* _Reading passage_:

As one of the two Directors at Large on the current Cricket Canada Board of Directors, Harjinder Dhillon being
the other, Chaudhri was recently assigned portfolio responsibilities for “ Winning Teams with a keen focus on the
performance and fitness of all teams to meet the organizational objectives!”
Wickets Publisher Tony McWatt caught up Ranjit Chaudhri for a One On One discussion about his new responsibilities
and the objectives he has set for himself towards their successful fulfillment
TM: What are the exact responsibilities that you have assumed under your recently assigned Cricket Canada
Portfolio?
RC: In the first year of my term as Director at Cricket Canada, I was assigned the Governance portfolio. I was able to
contribute to the fulfillment of that responsibility by suggesting membership reforms to minimize disputes among
Cricket Canada (CC) members. In addition to which I gave my 100% on all matters that the CC Board had faced,
including supporting my fellow Board members as and when required.
With the change of leadership at the June 27, 2020, CC AGM and the ensuing formation of a new CC Board, I have now
been entrusted with the biggest responsibility that any CC Board member can undertake -
that is the Winning Teams portfolio. This portfolio entails improving the National
teams’ performances to produce expected results at the international level.
Towards that end, I am openly willing to work with each and every one
who shares my passion for cricket so that together we can a) first assess
the current teams’ standards and b) identify the areas of needed
improvements so that teams can deliver desired and expected
results.
TM: Between now and next year’s Cricket Canada AGM
when your initial two-year term will expire, what
specific objectives are you aiming to fulfill in
regards to your assigned portfolio?RC: I am not sure if next year AGM will be on my mind at all but from now until such time that I have this responsibility
the following will be my prioritized objectives:
(a) Stressing personal fitness requirements and the importance of these to the current national players, as well as
those who aspire to represent Canada in the very near future.
(b) The formation of a strong support team for National and Development players that will include a long term
National Coach, Assistant Coaches and fitness trainers to build a sustainable fitness program.
(c) The identification and establishment of a pool of 30+ National players who shall be fully ready to represent Canada
if and as when required
(d) Fast tracking some of the outstanding junior players, including those who have represented Canada in previous
ICC U19 World Cups, into the National setup
(e) Building a winning attitude among all National teams by creating a team culture
(f) Assigning roles and responsibilities to senior players in the areas of their expertise to help upcoming players
(g) Providing valuable assistance towards the development of a model for Women’s Cricket at provincial levels by
working with the provinces who already have solid Women’s Cricket Programs. Providing support to the Women’s
Coordinator and the Women’s Cricket Committee in developing plans to support and grow Women’s cricket further
to expected levels.
TM: What are your thoughts on how High Performance Camps for Canada’s Men’s and Women’s players
should ideally be structured?
RC: I will leave this to the High Performance (HP) Portfolio Directors. I will however be working diligently and fully
supporting the HP Program Development Team, as I do strongly believe that a better HP program will
be a healthy artery for National teams’further improvement!
TM: What will be the roles of ideally structured National & Provincial
Championships towards the fulfillment of your Portfolio’s responsibilities?

* _Task goal_: Copy the cricket interview word for word, from "TM: Between now" through "sustainable fitness program.", both included. Work only from the cricket interview.

* _Available data_:

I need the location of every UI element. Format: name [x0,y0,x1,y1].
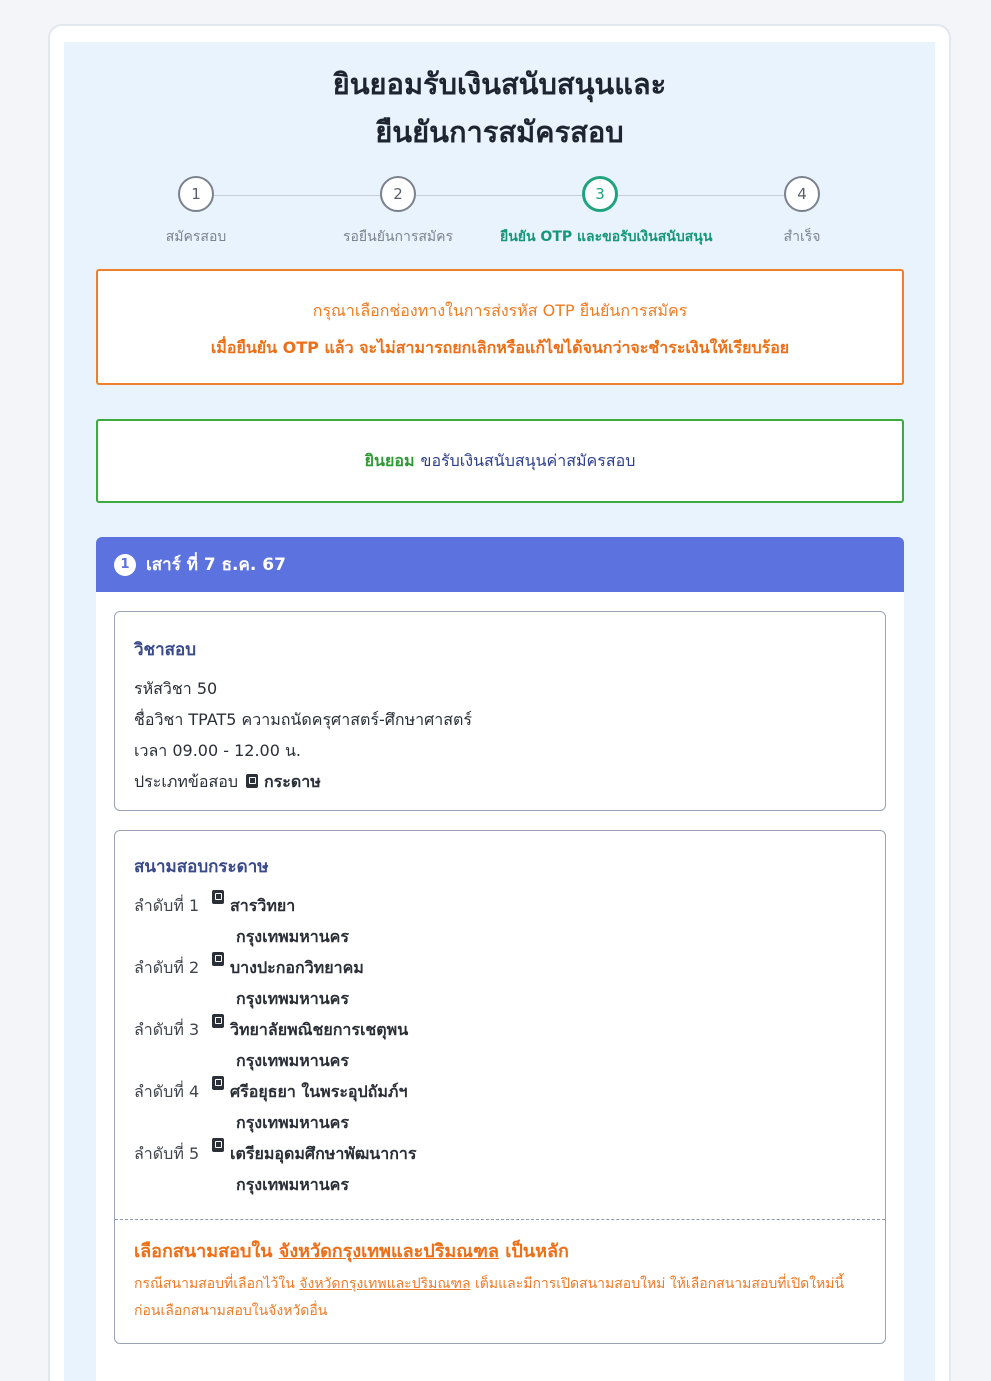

* _Exercise answer_:
TM: Between now and next year’s Cricket Canada AGM
when your initial two-year term will expire, what
specific objectives are you aiming to fulfill in
regards to your assigned portfolio?RC: I am not sure if next year AGM will be on my mind at all but from now until such time that I have this responsibility
the following will be my prioritized objectives:
(a) Stressing personal fitness requirements and the importance of these to the current national players, as well as
those who aspire to represent Canada in the very near future.
(b) The formation of a strong support team for National and Development players that will include a long term
National Coach, Assistant Coaches and fitness trainers to build a sustainable fitness program.